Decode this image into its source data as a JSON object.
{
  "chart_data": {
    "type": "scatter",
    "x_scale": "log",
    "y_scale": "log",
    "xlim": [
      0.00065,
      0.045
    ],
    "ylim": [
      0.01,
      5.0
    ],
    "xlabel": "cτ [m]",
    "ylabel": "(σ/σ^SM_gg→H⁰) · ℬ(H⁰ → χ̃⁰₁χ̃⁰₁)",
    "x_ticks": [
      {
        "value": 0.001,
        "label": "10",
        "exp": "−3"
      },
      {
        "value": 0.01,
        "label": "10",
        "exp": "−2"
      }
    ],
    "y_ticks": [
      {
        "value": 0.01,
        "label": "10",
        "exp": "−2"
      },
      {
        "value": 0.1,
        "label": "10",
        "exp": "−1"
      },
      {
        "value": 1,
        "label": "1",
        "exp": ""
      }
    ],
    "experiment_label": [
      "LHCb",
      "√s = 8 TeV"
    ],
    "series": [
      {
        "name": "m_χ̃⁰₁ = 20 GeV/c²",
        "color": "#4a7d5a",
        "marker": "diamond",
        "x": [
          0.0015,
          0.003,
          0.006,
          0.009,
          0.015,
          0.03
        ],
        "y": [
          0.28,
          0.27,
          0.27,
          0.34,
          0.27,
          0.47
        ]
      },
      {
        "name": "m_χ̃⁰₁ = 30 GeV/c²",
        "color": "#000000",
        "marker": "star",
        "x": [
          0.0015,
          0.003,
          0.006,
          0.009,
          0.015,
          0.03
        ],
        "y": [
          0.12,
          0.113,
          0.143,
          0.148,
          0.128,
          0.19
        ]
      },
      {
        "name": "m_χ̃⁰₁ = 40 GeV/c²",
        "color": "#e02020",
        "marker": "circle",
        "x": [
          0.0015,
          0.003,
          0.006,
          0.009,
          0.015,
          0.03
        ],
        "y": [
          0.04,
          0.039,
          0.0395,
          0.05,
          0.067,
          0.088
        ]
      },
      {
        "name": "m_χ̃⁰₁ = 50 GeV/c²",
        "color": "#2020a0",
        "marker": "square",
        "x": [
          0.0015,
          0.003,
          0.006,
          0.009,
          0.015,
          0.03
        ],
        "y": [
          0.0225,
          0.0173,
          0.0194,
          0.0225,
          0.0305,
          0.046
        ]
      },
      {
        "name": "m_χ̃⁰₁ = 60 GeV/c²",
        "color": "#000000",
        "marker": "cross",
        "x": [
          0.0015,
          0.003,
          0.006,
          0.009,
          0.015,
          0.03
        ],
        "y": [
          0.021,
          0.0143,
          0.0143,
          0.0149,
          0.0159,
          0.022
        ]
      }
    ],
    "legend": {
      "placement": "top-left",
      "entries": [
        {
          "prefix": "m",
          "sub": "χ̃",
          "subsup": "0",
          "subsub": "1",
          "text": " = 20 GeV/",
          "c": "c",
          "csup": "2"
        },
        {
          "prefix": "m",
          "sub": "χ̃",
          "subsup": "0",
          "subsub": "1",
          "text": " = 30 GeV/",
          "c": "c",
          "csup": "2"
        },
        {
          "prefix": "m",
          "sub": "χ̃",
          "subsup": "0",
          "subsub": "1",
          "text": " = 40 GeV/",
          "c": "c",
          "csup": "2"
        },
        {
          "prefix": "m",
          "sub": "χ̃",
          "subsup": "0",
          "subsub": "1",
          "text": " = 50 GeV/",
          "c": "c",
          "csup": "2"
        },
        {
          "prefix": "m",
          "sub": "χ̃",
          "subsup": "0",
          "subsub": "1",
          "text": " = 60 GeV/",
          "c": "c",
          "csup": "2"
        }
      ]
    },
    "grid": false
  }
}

* _Instruction_: Scan the listing above for the word "value" and show each line where it is found.

* _Solution_:
        "value": 0.001,
        "value": 0.01,
        "value": 0.01,
        "value": 0.1,
        "value": 1,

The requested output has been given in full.